About this task
Transcribe all of the data, leaving nothing out and changing nothing.

Data for the task
▬▬▬
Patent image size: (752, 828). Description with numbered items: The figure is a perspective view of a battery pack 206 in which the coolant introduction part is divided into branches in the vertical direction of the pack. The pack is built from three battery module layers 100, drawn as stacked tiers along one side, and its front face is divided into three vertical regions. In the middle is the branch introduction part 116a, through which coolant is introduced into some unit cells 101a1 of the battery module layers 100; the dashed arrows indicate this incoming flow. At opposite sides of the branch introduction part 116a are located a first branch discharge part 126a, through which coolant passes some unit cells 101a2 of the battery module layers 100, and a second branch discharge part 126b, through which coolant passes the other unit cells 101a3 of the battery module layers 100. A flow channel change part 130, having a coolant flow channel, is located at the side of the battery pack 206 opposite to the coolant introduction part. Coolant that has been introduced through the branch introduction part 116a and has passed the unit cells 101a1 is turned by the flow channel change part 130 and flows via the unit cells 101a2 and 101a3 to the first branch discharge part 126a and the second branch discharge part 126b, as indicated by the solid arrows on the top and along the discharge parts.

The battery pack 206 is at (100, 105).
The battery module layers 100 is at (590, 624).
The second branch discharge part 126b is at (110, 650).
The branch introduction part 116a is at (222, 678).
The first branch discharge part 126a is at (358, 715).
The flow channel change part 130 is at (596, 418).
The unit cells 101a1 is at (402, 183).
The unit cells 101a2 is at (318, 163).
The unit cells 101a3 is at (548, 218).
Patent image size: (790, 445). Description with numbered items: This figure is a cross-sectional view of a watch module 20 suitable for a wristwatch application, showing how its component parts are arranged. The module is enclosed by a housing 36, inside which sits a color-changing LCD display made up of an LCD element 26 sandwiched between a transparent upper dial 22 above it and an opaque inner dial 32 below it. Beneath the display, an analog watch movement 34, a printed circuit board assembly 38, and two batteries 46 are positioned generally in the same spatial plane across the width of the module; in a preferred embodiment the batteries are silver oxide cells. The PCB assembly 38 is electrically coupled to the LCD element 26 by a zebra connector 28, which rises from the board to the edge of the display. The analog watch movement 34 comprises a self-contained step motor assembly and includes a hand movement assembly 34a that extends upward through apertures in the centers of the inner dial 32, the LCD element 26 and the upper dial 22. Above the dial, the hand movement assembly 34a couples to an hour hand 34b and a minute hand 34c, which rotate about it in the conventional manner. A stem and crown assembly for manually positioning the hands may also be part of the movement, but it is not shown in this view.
▬▬▬
Result of this task
Patent image size: (752, 828). Description with numbered items: The figure is a perspective view of a battery pack 206 in which the coolant introduction part is divided into branches in the vertical direction of the pack. The pack is built from three battery module layers 100, drawn as stacked tiers along one side, and its front face is divided into three vertical regions. In the middle is the branch introduction part 116a, through which coolant is introduced into some unit cells 101a1 of the battery module layers 100; the dashed arrows indicate this incoming flow. At opposite sides of the branch introduction part 116a are located a first branch discharge part 126a, through which coolant passes some unit cells 101a2 of the battery module layers 100, and a second branch discharge part 126b, through which coolant passes the other unit cells 101a3 of the battery module layers 100. A flow channel change part 130, having a coolant flow channel, is located at the side of the battery pack 206 opposite to the coolant introduction part. Coolant that has been introduced through the branch introduction part 116a and has passed the unit cells 101a1 is turned by the flow channel change part 130 and flows via the unit cells 101a2 and 101a3 to the first branch discharge part 126a and the second branch discharge part 126b, as indicated by the solid arrows on the top and along the discharge parts.

The battery pack 206 is at (100, 105).
The battery module layers 100 is at (590, 624).
The second branch discharge part 126b is at (110, 650).
The branch introduction part 116a is at (222, 678).
The first branch discharge part 126a is at (358, 715).
The flow channel change part 130 is at (596, 418).
The unit cells 101a1 is at (402, 183).
The unit cells 101a2 is at (318, 163).
The unit cells 101a3 is at (548, 218).
Patent image size: (790, 445). Description with numbered items: This figure is a cross-sectional view of a watch module 20 suitable for a wristwatch application, showing how its component parts are arranged. The module is enclosed by a housing 36, inside which sits a color-changing LCD display made up of an LCD element 26 sandwiched between a transparent upper dial 22 above it and an opaque inner dial 32 below it. Beneath the display, an analog watch movement 34, a printed circuit board assembly 38, and two batteries 46 are positioned generally in the same spatial plane across the width of the module; in a preferred embodiment the batteries are silver oxide cells. The PCB assembly 38 is electrically coupled to the LCD element 26 by a zebra connector 28, which rises from the board to the edge of the display. The analog watch movement 34 comprises a self-contained step motor assembly and includes a hand movement assembly 34a that extends upward through apertures in the centers of the inner dial 32, the LCD element 26 and the upper dial 22. Above the dial, the hand movement assembly 34a couples to an hour hand 34b and a minute hand 34c, which rotate about it in the conventional manner. A stem and crown assembly for manually positioning the hands may also be part of the movement, but it is not shown in this view.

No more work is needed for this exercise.